- _What this exercise asks_
a) Summarize the tribute to Shawn Campbell in two sentences.
b) According to the tribute to Shawn Campbell, what kind of helicopter did he fly for the Marine Corps?
c) Carry on the tribute to Shawn Campbell from its final sentence.

- _Passage_

Maj. Shawn Matthew Campbell was my husband, and he was Tristan, Kenna, Kate and Donovan’s dad. He was kind, considerate, calm, soft-spoken, dedicated, faithful.
Shawn had a fun-loving, easygoing nature, but make no mistake, he was a U.S. Marine; he had the heart of a warrior. Shawn poured that heart into his family, his work, his community – in fact those were all one in the same for him. Whether it was setting up chairs or playing his guitar at church, stopping to help a guy push his broken-down truck off the road, coaching his son’s soccer team, or taking time to offer wise advice to young Marines, he just cared for people. He drew them together and created community wherever he went.
Shawn flew CH-53 helicopters for the Marine Corps and would proudly tell you that they don’t fly, they beat the air into submission. It’s a beast, that helicopter. One look at it and you know it takes a skilled and very brave pilot. Shawn was both.
I first met Shawn when we were students at Texas A&M University. We were working in a coffee shop together. He was studying for a degree in Microbiology and I was a Parks and Recreation major. Needless to say my homework was a lot more fun.

- _Entries provided_
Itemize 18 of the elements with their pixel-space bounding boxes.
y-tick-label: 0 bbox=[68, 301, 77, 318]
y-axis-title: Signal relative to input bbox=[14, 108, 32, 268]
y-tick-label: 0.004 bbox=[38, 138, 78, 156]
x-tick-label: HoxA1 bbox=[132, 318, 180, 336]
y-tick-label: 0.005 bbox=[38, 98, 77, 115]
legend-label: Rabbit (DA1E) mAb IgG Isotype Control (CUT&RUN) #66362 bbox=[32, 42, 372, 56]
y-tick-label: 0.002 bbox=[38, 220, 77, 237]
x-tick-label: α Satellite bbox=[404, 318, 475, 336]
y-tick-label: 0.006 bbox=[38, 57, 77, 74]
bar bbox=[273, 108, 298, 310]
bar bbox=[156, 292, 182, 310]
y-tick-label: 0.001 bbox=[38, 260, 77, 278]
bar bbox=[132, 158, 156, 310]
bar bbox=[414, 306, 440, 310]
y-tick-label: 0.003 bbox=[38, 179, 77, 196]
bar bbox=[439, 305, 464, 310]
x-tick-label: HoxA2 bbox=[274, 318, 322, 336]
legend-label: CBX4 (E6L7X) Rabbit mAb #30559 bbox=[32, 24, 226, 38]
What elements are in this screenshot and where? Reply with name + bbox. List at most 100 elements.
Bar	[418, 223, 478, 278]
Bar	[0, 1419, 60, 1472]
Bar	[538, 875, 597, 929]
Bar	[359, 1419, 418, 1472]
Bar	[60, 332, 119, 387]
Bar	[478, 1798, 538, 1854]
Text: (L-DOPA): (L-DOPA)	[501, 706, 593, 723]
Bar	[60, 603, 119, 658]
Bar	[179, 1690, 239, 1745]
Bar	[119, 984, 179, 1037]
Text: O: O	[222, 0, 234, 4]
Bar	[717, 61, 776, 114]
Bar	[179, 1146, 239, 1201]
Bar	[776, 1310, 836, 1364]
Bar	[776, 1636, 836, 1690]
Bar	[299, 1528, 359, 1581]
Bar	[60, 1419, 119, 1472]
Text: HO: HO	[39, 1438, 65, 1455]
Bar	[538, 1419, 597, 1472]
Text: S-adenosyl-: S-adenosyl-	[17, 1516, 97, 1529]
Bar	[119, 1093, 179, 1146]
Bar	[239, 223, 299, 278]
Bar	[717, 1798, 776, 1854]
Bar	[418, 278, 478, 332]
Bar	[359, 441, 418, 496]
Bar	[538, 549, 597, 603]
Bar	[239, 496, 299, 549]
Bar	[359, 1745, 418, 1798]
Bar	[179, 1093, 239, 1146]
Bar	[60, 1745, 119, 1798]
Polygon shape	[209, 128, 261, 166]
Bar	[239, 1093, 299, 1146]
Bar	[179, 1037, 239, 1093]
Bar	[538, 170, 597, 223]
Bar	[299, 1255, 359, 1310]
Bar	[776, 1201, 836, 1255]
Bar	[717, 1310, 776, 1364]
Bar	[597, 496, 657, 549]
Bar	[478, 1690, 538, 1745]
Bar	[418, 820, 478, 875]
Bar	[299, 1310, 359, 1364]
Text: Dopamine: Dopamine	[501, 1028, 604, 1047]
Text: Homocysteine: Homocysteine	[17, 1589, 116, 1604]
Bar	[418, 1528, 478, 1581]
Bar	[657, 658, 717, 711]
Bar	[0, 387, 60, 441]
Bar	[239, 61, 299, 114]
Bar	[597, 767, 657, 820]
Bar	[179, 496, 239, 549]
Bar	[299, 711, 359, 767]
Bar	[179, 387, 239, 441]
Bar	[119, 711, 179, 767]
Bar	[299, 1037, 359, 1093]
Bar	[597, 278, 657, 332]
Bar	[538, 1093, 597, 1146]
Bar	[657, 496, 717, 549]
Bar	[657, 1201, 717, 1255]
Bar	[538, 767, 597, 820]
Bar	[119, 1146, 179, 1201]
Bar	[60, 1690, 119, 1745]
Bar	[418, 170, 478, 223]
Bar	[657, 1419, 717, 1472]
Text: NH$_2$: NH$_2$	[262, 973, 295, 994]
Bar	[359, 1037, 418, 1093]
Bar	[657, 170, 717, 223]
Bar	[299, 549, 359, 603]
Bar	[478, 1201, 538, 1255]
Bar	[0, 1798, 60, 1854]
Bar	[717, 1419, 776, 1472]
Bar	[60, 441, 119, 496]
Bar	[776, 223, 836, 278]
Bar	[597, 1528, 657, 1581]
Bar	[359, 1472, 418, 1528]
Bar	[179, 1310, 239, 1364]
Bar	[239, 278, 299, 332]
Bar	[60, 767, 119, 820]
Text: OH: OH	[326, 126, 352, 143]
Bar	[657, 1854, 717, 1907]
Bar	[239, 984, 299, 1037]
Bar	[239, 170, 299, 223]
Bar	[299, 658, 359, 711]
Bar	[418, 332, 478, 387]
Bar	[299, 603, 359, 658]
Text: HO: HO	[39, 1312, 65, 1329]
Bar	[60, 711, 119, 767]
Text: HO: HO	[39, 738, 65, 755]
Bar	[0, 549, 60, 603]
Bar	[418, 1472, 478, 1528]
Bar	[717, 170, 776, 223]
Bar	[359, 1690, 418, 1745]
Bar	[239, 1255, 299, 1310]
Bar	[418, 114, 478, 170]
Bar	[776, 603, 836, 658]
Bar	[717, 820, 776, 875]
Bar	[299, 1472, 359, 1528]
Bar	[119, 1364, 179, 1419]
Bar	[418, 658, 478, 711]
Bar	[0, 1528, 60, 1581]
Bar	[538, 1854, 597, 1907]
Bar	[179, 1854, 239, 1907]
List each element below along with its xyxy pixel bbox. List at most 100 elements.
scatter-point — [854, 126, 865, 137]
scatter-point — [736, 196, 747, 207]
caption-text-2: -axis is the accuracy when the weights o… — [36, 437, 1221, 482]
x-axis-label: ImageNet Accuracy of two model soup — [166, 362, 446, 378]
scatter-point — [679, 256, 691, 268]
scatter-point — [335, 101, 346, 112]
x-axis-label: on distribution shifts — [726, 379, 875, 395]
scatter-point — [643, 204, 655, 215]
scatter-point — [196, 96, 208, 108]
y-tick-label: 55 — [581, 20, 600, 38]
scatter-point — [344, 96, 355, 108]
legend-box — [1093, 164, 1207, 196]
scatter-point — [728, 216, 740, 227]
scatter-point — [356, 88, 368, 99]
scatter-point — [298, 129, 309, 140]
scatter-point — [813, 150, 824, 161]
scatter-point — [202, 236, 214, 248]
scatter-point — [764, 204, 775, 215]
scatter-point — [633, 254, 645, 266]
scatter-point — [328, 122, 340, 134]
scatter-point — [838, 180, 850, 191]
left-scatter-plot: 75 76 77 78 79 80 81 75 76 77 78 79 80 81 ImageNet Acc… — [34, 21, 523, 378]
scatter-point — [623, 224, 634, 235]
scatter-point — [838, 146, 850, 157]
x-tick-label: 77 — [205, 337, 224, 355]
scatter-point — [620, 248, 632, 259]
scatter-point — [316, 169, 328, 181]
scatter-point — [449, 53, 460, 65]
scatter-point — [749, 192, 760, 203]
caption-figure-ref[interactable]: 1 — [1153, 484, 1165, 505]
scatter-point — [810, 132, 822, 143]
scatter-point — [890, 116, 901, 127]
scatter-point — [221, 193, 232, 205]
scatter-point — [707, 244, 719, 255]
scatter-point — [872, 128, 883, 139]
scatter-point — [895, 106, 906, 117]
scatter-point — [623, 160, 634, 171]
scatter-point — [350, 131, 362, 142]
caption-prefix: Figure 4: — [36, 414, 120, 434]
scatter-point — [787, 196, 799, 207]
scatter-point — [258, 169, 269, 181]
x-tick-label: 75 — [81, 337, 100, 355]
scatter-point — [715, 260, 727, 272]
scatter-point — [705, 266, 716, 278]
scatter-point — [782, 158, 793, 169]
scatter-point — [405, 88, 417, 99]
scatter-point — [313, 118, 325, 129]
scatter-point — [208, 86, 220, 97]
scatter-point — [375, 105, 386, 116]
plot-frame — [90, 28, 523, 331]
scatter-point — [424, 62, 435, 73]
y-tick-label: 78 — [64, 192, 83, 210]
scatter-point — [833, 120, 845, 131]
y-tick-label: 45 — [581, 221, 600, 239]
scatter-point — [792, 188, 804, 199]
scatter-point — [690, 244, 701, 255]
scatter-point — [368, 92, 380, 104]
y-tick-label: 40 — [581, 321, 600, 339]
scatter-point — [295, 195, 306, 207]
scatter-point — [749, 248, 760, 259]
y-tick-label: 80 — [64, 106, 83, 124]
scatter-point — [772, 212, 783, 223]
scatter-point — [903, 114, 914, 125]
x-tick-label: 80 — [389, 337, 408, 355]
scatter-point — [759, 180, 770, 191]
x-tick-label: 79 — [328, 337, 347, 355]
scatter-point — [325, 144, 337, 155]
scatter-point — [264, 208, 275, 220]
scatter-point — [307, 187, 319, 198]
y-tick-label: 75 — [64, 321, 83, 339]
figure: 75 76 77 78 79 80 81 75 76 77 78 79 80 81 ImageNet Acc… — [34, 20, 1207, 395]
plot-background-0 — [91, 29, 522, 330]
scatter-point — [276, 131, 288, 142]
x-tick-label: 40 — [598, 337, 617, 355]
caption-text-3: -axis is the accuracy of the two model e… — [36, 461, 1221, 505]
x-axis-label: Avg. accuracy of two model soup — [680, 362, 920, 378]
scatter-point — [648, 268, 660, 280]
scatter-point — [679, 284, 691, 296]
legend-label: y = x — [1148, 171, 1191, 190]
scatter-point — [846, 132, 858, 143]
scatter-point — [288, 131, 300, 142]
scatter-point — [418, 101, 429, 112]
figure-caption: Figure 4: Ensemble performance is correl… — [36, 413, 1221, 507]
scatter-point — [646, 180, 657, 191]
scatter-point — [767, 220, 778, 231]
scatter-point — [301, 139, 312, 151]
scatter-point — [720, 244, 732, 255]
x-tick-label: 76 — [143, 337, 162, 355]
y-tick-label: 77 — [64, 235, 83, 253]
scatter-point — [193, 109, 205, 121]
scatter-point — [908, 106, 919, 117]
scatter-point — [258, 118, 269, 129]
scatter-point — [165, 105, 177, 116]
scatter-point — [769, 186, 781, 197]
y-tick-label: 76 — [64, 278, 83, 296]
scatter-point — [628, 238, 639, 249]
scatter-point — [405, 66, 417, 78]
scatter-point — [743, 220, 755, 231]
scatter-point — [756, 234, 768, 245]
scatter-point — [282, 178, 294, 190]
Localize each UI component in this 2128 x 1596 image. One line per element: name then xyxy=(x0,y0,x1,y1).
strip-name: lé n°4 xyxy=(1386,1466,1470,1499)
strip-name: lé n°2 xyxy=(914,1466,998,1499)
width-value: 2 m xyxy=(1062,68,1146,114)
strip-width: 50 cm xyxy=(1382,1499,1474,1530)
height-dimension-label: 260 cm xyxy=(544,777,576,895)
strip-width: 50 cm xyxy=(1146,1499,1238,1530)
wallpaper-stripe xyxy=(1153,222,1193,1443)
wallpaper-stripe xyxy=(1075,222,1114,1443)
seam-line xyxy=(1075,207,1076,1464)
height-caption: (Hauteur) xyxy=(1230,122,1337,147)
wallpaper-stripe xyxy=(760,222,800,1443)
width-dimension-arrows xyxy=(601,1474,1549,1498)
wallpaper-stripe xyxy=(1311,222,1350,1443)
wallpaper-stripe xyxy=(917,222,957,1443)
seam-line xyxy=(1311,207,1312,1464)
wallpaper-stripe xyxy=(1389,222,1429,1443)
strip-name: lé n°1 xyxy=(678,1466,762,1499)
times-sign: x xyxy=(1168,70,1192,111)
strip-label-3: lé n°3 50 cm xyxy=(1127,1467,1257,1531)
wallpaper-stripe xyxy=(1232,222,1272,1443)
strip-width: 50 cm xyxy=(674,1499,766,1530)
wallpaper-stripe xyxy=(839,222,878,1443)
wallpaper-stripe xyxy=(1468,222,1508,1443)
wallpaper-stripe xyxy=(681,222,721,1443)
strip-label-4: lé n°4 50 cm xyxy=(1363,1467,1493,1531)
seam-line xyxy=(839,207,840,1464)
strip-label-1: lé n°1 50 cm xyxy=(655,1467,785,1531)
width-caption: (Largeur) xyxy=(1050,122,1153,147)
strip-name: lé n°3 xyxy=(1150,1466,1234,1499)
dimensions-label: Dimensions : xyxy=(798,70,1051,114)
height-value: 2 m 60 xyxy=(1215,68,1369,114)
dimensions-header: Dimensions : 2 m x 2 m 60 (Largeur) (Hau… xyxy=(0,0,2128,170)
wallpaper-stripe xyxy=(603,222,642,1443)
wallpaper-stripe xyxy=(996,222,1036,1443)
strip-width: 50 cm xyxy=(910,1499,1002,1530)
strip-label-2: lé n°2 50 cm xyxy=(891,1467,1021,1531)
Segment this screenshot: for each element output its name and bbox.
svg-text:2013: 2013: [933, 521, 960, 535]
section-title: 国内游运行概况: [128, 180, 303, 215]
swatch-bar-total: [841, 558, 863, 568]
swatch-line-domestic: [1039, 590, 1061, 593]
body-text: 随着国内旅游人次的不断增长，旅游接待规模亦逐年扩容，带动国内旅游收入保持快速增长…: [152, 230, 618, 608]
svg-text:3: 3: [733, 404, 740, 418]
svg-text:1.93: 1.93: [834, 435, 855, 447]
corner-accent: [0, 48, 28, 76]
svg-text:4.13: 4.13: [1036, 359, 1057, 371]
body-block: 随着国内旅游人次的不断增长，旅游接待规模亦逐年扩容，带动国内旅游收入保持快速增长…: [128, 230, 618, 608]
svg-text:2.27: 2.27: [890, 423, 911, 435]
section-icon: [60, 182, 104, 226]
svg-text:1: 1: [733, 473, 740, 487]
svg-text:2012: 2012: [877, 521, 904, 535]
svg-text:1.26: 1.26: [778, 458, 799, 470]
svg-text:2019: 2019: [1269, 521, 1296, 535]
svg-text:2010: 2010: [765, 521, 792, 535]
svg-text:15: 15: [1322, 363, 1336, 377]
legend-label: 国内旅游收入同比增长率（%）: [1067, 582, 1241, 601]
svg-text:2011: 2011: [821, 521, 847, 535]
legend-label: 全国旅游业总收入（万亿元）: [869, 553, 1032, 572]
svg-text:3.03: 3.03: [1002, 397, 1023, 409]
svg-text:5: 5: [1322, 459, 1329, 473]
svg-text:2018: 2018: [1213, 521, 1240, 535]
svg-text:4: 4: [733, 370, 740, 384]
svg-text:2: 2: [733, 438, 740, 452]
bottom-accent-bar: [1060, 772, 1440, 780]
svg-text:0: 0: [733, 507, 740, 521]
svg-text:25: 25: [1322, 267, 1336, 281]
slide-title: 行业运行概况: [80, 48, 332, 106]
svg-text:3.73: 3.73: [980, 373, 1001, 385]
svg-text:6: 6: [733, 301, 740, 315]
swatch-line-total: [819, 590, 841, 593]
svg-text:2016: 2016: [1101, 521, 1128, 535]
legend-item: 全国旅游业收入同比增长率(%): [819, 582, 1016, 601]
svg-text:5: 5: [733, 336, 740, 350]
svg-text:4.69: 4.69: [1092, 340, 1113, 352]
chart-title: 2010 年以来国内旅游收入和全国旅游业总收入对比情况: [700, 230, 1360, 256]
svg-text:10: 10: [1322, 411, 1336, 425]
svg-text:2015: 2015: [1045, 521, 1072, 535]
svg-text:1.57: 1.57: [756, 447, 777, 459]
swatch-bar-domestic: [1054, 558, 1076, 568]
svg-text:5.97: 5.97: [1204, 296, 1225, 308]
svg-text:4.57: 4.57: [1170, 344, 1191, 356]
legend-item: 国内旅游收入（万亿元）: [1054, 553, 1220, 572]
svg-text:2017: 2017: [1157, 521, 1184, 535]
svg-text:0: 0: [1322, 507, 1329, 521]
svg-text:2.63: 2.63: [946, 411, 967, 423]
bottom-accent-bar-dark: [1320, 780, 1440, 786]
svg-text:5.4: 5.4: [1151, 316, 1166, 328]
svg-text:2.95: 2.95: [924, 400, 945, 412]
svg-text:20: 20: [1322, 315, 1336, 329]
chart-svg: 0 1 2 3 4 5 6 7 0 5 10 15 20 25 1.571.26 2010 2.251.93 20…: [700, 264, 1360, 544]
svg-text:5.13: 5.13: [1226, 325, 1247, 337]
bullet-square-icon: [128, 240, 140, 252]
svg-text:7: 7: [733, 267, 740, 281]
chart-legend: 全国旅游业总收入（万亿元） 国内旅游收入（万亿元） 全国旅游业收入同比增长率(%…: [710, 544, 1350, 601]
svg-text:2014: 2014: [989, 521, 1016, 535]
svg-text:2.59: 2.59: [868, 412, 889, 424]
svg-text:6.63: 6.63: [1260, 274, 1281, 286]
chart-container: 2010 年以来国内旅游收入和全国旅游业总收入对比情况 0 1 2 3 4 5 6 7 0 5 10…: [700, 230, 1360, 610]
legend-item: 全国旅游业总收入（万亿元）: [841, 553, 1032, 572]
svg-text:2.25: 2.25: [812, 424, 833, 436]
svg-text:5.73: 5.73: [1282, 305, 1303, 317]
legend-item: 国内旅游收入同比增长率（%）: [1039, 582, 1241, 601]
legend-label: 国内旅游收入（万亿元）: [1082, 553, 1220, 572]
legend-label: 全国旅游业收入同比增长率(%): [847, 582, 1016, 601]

- _Your responses_
a) Maj. Shawn Matthew Campbell, a U.S. Marine and the father of Tristan, Kenna, Kate and Donovan, was a kind, calm and dedicated man who poured his heart into his family, his work and his community and drew people together wherever he went. He flew CH-53 helicopters for the Marine Corps and first met the writer when both were students at Texas A&M University working together in a coffee shop.

b) He flew CH-53 helicopters.

c)
After working together for about eight months he asked me to go mountain biking with him one day. To make a short story shorter, one month later we were engaged. Another month after that Shawn left for 10 weeks of Officer Candidate School in Quantico, Va. And just one week after his graduation, we were married. He was so fresh out of training he was still doing push-ups in his sleep. We finished school together that year and he was commissioned as a Lieutenant in the Marine Corps in August 2001.
Just a few weeks later, as we were preparing to move to Quantico, 9-11 struck. We knew that day that his career was probably going to look a lot different than we expected, but we had no regrets. We knew we were on the path God had laid out for us. We chose faith over fear and continued to dream and plan and set off on what would be a great 15-year adventure.
Those years brought four incredible people into our lives. Tristan is 13 and inherited his dad’s smile, his steadfast perseverance and his quiet wit. Kenna, my 10-year-old daughter, has his stubborn determination and artistic ability. Eight-year-old Kate has his big laugh and his compassion. And then there’s Donovan … 4 years old now and Shawn’s spitting image head to toe. If you ask that one why he’s so cute he’ll tell you in his precious tiny voice, “Because I look just like my Daddy!”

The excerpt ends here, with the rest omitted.